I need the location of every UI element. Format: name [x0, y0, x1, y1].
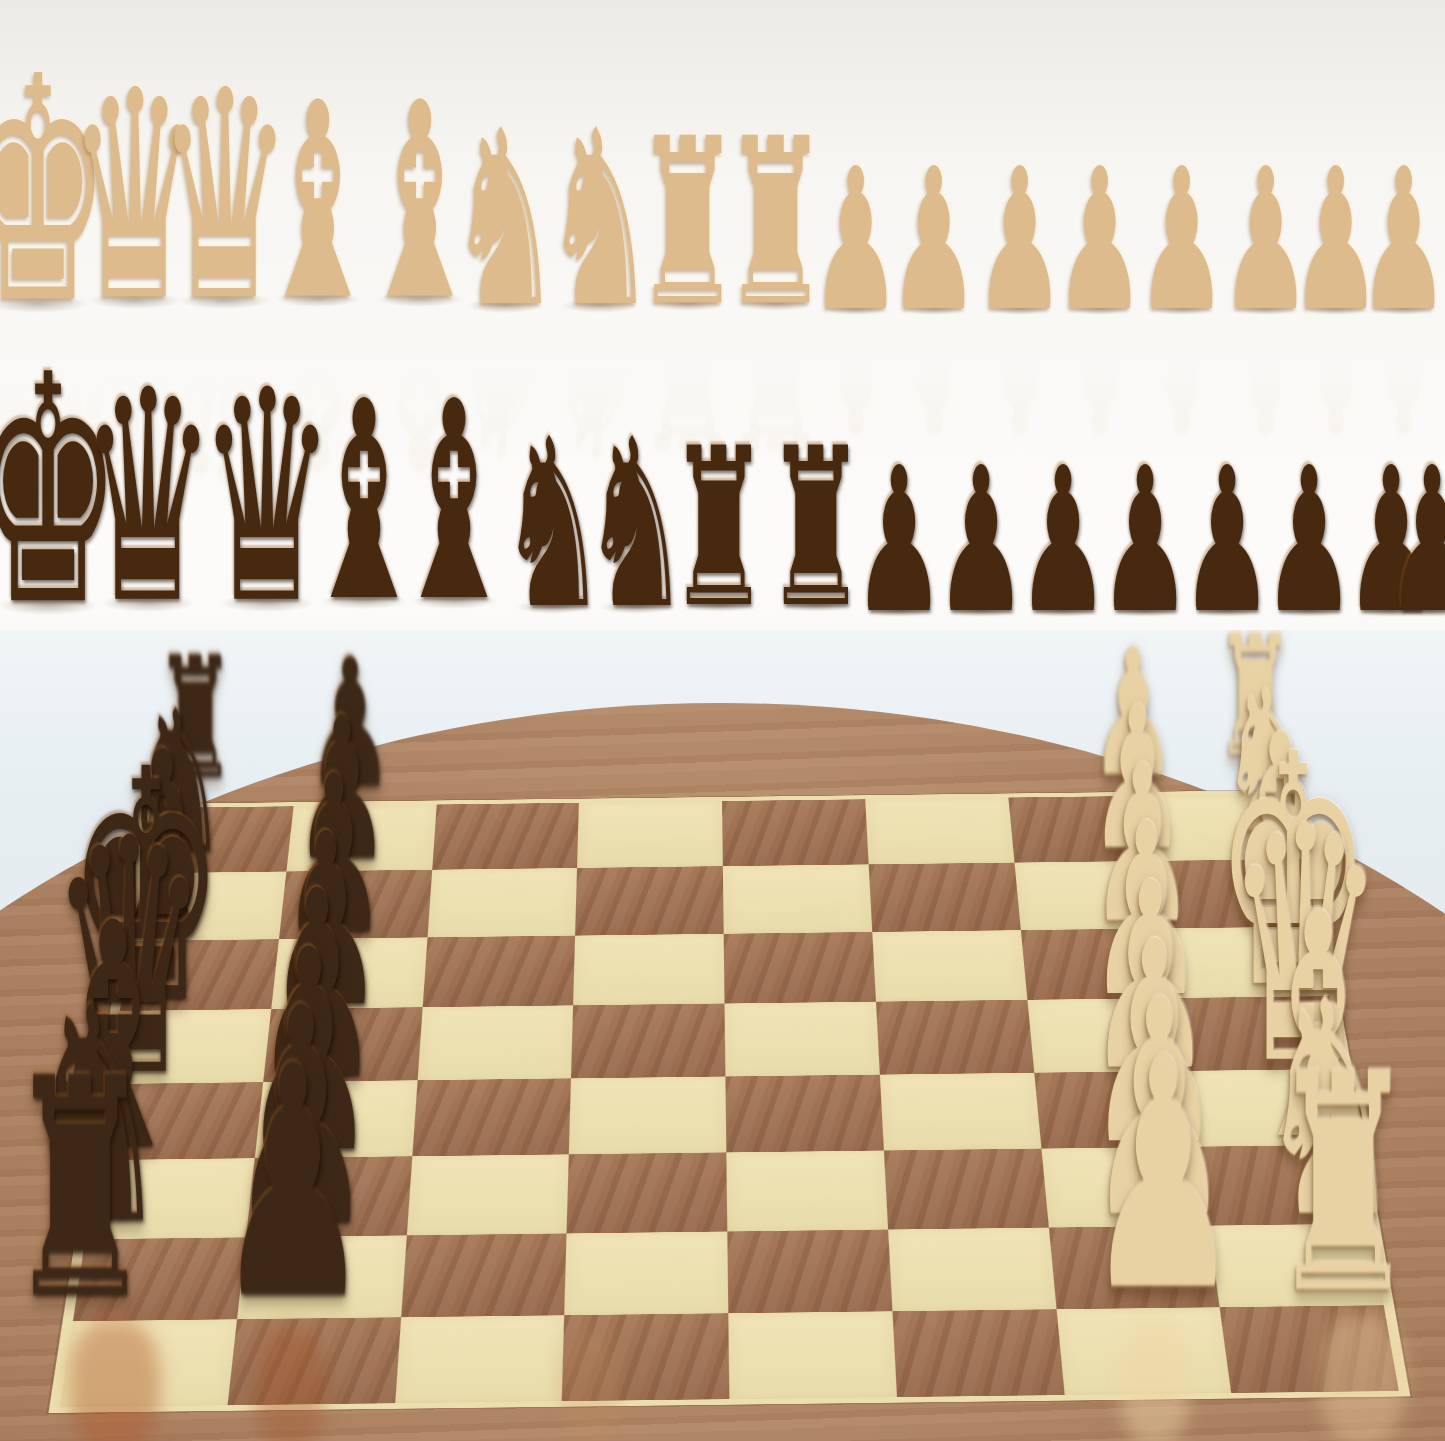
piece-reflection: ♟	[1290, 280, 1381, 456]
piece-reflection: ♞	[499, 571, 608, 630]
showcase-dark-pawn: ♟	[1385, 441, 1445, 630]
showcase-dark-queen: ♛	[80, 352, 216, 630]
showcase-dark-knight: ♞	[499, 408, 608, 630]
piece-reflection: ♟	[1385, 581, 1445, 630]
piece-ground-shadow	[825, 303, 888, 315]
showcase-dark-queen: ♛	[199, 352, 335, 630]
piece-ground-shadow	[949, 605, 1013, 617]
showcase-dark-king: ♚	[0, 334, 121, 630]
piece-ground-shadow	[651, 297, 724, 311]
showcase-light-pawn: ♟	[1290, 142, 1381, 338]
piece-ground-shadow	[1400, 605, 1445, 617]
piece-reflection: ♟	[810, 280, 901, 456]
showcase-dark-rook: ♜	[668, 419, 770, 630]
piece-ground-shadow	[1235, 303, 1298, 315]
piece-ground-shadow	[275, 291, 361, 307]
piece-reflection: ♟	[852, 581, 945, 630]
piece-ground-shadow	[89, 292, 181, 309]
piece-reflection: ♞	[582, 571, 691, 630]
piece-ground-shadow	[1305, 303, 1368, 315]
piece-reflection: ♟	[1180, 581, 1273, 630]
piece-reflection: ♟	[1262, 581, 1355, 630]
piece-reflection: ♝	[357, 257, 483, 500]
piece-lineup-photo: ♚♚♛♛♛♛♝♝♝♝♞♞♞♞♜♜♜♜♟♟♟♟♟♟♟♟♟♟♟♟♟♟♟♟ ♚♚♛♛♛…	[0, 0, 1445, 630]
showcase-light-queen: ♛	[68, 53, 202, 341]
piece-ground-shadow	[220, 594, 313, 612]
board-photo: ♜♞♝♚♛♝♞♜♟♟♟♟♟♟♟♟♟♟♟♟♟♟♟♟♜♞♝♚♛♝♞♜	[0, 630, 1445, 1441]
piece-reflection: ♜	[765, 572, 867, 630]
showcase-light-pawn: ♟	[1220, 142, 1311, 338]
piece-reflection: ♟	[974, 280, 1065, 456]
piece-ground-shadow	[781, 599, 851, 612]
showcase-light-bishop: ♝	[255, 68, 381, 338]
piece-reflection: ♝	[390, 558, 518, 630]
piece-ground-shadow	[410, 593, 498, 609]
piece-ground-shadow	[320, 593, 408, 609]
piece-ground-shadow	[1373, 303, 1436, 315]
piece-reflection: ♞	[544, 268, 657, 486]
piece-ground-shadow	[739, 297, 812, 311]
showcase-light-pawn: ♟	[810, 142, 901, 338]
piece-reflection: ♟	[1016, 581, 1109, 630]
showcase-dark-bishop: ♝	[300, 366, 428, 630]
showcase-light-pawn: ♟	[888, 142, 979, 338]
piece-ground-shadow	[1277, 605, 1341, 617]
piece-reflection: ♛	[68, 255, 202, 514]
piece-ground-shadow	[867, 605, 931, 617]
piece-reflection: ♟	[888, 280, 979, 456]
piece-reflection: ♟	[934, 581, 1027, 630]
showcase-dark-pawn: ♟	[1180, 441, 1273, 630]
showcase-light-queen: ♛	[158, 53, 292, 341]
board-white-rook: ♜	[1214, 630, 1296, 780]
piece-ground-shadow	[684, 599, 754, 612]
piece-reflection: ♟	[1344, 581, 1437, 630]
piece-ground-shadow	[0, 596, 98, 615]
piece-reflection: ♝	[300, 558, 428, 630]
showcase-dark-pawn: ♟	[1098, 441, 1191, 630]
board-black-rook: ♜	[154, 635, 236, 802]
piece-reflection: ♛	[80, 556, 216, 630]
piece-reflection: ♟	[1098, 581, 1191, 630]
piece-ground-shadow	[1113, 605, 1177, 617]
piece-ground-shadow	[599, 600, 674, 614]
piece-reflection: ♚	[0, 254, 110, 533]
piece-reflection: ♟	[1358, 280, 1445, 456]
showcase-light-knight: ♞	[544, 98, 657, 340]
piece-ground-shadow	[377, 291, 463, 307]
piece-ground-shadow	[1151, 303, 1214, 315]
piece-ground-shadow	[0, 294, 88, 313]
piece-reflection: ♝	[255, 257, 381, 500]
showcase-dark-pawn: ♟	[1344, 441, 1437, 630]
showcase-light-rook: ♜	[723, 108, 830, 337]
showcase-dark-pawn: ♟	[1016, 441, 1109, 630]
piece-reflection: ♟	[1220, 280, 1311, 456]
chess-set-product-photo: ♚♚♛♛♛♛♝♝♝♝♞♞♞♞♜♜♜♜♟♟♟♟♟♟♟♟♟♟♟♟♟♟♟♟ ♚♚♛♛♛…	[0, 0, 1445, 1441]
piece-ground-shadow	[1195, 605, 1259, 617]
showcase-dark-knight: ♞	[582, 408, 691, 630]
piece-ground-shadow	[466, 298, 543, 313]
piece-ground-shadow	[179, 292, 271, 309]
showcase-light-knight: ♞	[449, 98, 562, 340]
showcase-dark-pawn: ♟	[852, 441, 945, 630]
piece-reflection: ♟	[1054, 280, 1145, 456]
showcase-light-pawn: ♟	[1358, 142, 1445, 338]
piece-ground-shadow	[1359, 605, 1423, 617]
glossy-reflection-overlay	[0, 703, 1445, 1441]
piece-ground-shadow	[101, 594, 194, 612]
piece-ground-shadow	[561, 298, 638, 313]
piece-ground-shadow	[903, 303, 966, 315]
showcase-dark-pawn: ♟	[934, 441, 1027, 630]
piece-reflection: ♟	[1136, 280, 1227, 456]
showcase-dark-bishop: ♝	[390, 366, 518, 630]
piece-ground-shadow	[516, 600, 591, 614]
piece-reflection: ♜	[635, 269, 742, 475]
showcase-light-pawn: ♟	[1136, 142, 1227, 338]
showcase-dark-pawn: ♟	[1262, 441, 1355, 630]
piece-reflection: ♞	[449, 268, 562, 486]
showcase-dark-rook: ♜	[765, 419, 867, 630]
showcase-light-pawn: ♟	[974, 142, 1065, 338]
piece-reflection: ♜	[668, 572, 770, 630]
piece-ground-shadow	[1069, 303, 1132, 315]
piece-ground-shadow	[1031, 605, 1095, 617]
piece-reflection: ♚	[0, 555, 121, 630]
showcase-light-rook: ♜	[635, 108, 742, 337]
piece-reflection: ♛	[158, 255, 292, 514]
showcase-light-king: ♚	[0, 37, 110, 347]
piece-ground-shadow	[989, 303, 1052, 315]
showcase-light-pawn: ♟	[1054, 142, 1145, 338]
piece-reflection: ♜	[723, 269, 830, 475]
showcase-light-bishop: ♝	[357, 68, 483, 338]
piece-reflection: ♛	[199, 556, 335, 630]
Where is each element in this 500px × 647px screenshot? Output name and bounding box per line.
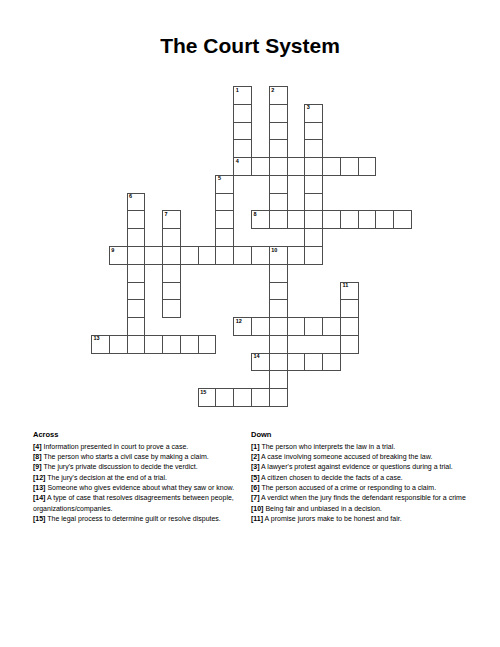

++++++

- **Exercise aim**: Please give back all of the data above word for word, leaving out the pictures.

- **The reply**:
I need the location of every UI element. Format: name [x0, y0, x1, y1].
piece-reflection: ♟	[1290, 280, 1381, 456]
piece-reflection: ♞	[499, 571, 608, 630]
showcase-dark-pawn: ♟	[1385, 441, 1445, 630]
showcase-dark-queen: ♛	[80, 352, 216, 630]
showcase-dark-knight: ♞	[499, 408, 608, 630]
piece-reflection: ♟	[1385, 581, 1445, 630]
piece-ground-shadow	[825, 303, 888, 315]
showcase-dark-queen: ♛	[199, 352, 335, 630]
piece-ground-shadow	[949, 605, 1013, 617]
showcase-dark-king: ♚	[0, 334, 121, 630]
piece-ground-shadow	[651, 297, 724, 311]
showcase-light-pawn: ♟	[1290, 142, 1381, 338]
piece-ground-shadow	[1400, 605, 1445, 617]
piece-reflection: ♟	[810, 280, 901, 456]
showcase-dark-rook: ♜	[668, 419, 770, 630]
piece-ground-shadow	[1235, 303, 1298, 315]
piece-ground-shadow	[275, 291, 361, 307]
piece-reflection: ♟	[852, 581, 945, 630]
piece-ground-shadow	[89, 292, 181, 309]
piece-reflection: ♞	[582, 571, 691, 630]
piece-ground-shadow	[1305, 303, 1368, 315]
piece-reflection: ♟	[1180, 581, 1273, 630]
piece-reflection: ♟	[1262, 581, 1355, 630]
piece-reflection: ♝	[357, 257, 483, 500]
piece-lineup-photo: ♚♚♛♛♛♛♝♝♝♝♞♞♞♞♜♜♜♜♟♟♟♟♟♟♟♟♟♟♟♟♟♟♟♟ ♚♚♛♛♛…	[0, 0, 1445, 630]
showcase-light-queen: ♛	[68, 53, 202, 341]
piece-ground-shadow	[220, 594, 313, 612]
board-photo: ♜♞♝♚♛♝♞♜♟♟♟♟♟♟♟♟♟♟♟♟♟♟♟♟♜♞♝♚♛♝♞♜	[0, 630, 1445, 1441]
piece-reflection: ♜	[765, 572, 867, 630]
showcase-light-pawn: ♟	[1220, 142, 1311, 338]
piece-reflection: ♟	[974, 280, 1065, 456]
piece-ground-shadow	[781, 599, 851, 612]
showcase-light-bishop: ♝	[255, 68, 381, 338]
piece-reflection: ♝	[390, 558, 518, 630]
piece-ground-shadow	[410, 593, 498, 609]
piece-ground-shadow	[320, 593, 408, 609]
piece-ground-shadow	[1373, 303, 1436, 315]
piece-reflection: ♞	[544, 268, 657, 486]
piece-ground-shadow	[739, 297, 812, 311]
showcase-light-pawn: ♟	[810, 142, 901, 338]
piece-reflection: ♟	[1016, 581, 1109, 630]
showcase-dark-bishop: ♝	[300, 366, 428, 630]
showcase-light-pawn: ♟	[888, 142, 979, 338]
piece-ground-shadow	[1277, 605, 1341, 617]
piece-reflection: ♛	[68, 255, 202, 514]
piece-ground-shadow	[867, 605, 931, 617]
piece-reflection: ♟	[888, 280, 979, 456]
piece-reflection: ♟	[934, 581, 1027, 630]
showcase-dark-pawn: ♟	[1180, 441, 1273, 630]
showcase-light-queen: ♛	[158, 53, 292, 341]
board-white-rook: ♜	[1214, 630, 1296, 780]
piece-ground-shadow	[684, 599, 754, 612]
piece-reflection: ♟	[1344, 581, 1437, 630]
piece-ground-shadow	[0, 596, 98, 615]
piece-reflection: ♝	[300, 558, 428, 630]
showcase-dark-pawn: ♟	[1098, 441, 1191, 630]
board-black-rook: ♜	[154, 635, 236, 802]
piece-reflection: ♛	[80, 556, 216, 630]
piece-reflection: ♟	[1098, 581, 1191, 630]
piece-ground-shadow	[1113, 605, 1177, 617]
piece-ground-shadow	[599, 600, 674, 614]
piece-reflection: ♚	[0, 254, 110, 533]
piece-reflection: ♟	[1358, 280, 1445, 456]
showcase-light-knight: ♞	[544, 98, 657, 340]
piece-ground-shadow	[377, 291, 463, 307]
piece-ground-shadow	[1151, 303, 1214, 315]
piece-ground-shadow	[0, 294, 88, 313]
piece-reflection: ♝	[255, 257, 381, 500]
showcase-dark-pawn: ♟	[1344, 441, 1437, 630]
showcase-light-rook: ♜	[723, 108, 830, 337]
showcase-dark-pawn: ♟	[1016, 441, 1109, 630]
piece-reflection: ♟	[1220, 280, 1311, 456]
chess-set-product-photo: ♚♚♛♛♛♛♝♝♝♝♞♞♞♞♜♜♜♜♟♟♟♟♟♟♟♟♟♟♟♟♟♟♟♟ ♚♚♛♛♛…	[0, 0, 1445, 1441]
piece-ground-shadow	[1195, 605, 1259, 617]
showcase-dark-knight: ♞	[582, 408, 691, 630]
piece-ground-shadow	[466, 298, 543, 313]
piece-ground-shadow	[179, 292, 271, 309]
showcase-light-knight: ♞	[449, 98, 562, 340]
showcase-dark-pawn: ♟	[852, 441, 945, 630]
piece-reflection: ♟	[1054, 280, 1145, 456]
showcase-light-pawn: ♟	[1358, 142, 1445, 338]
piece-ground-shadow	[1359, 605, 1423, 617]
glossy-reflection-overlay	[0, 703, 1445, 1441]
piece-ground-shadow	[101, 594, 194, 612]
piece-ground-shadow	[561, 298, 638, 313]
piece-ground-shadow	[903, 303, 966, 315]
showcase-dark-pawn: ♟	[934, 441, 1027, 630]
piece-reflection: ♟	[1136, 280, 1227, 456]
showcase-dark-bishop: ♝	[390, 366, 518, 630]
piece-ground-shadow	[516, 600, 591, 614]
piece-reflection: ♜	[635, 269, 742, 475]
showcase-light-pawn: ♟	[1136, 142, 1227, 338]
showcase-dark-pawn: ♟	[1262, 441, 1355, 630]
piece-reflection: ♞	[449, 268, 562, 486]
showcase-dark-rook: ♜	[765, 419, 867, 630]
showcase-light-pawn: ♟	[974, 142, 1065, 338]
piece-reflection: ♜	[668, 572, 770, 630]
piece-ground-shadow	[1069, 303, 1132, 315]
piece-ground-shadow	[1031, 605, 1095, 617]
piece-reflection: ♚	[0, 555, 121, 630]
showcase-light-rook: ♜	[635, 108, 742, 337]
piece-reflection: ♛	[158, 255, 292, 514]
showcase-light-king: ♚	[0, 37, 110, 347]
piece-ground-shadow	[989, 303, 1052, 315]
showcase-light-pawn: ♟	[1054, 142, 1145, 338]
piece-reflection: ♜	[723, 269, 830, 475]
showcase-light-bishop: ♝	[357, 68, 483, 338]
piece-reflection: ♛	[199, 556, 335, 630]
Where is each element in this 500px × 647px screenshot? Output name and bounding box per line.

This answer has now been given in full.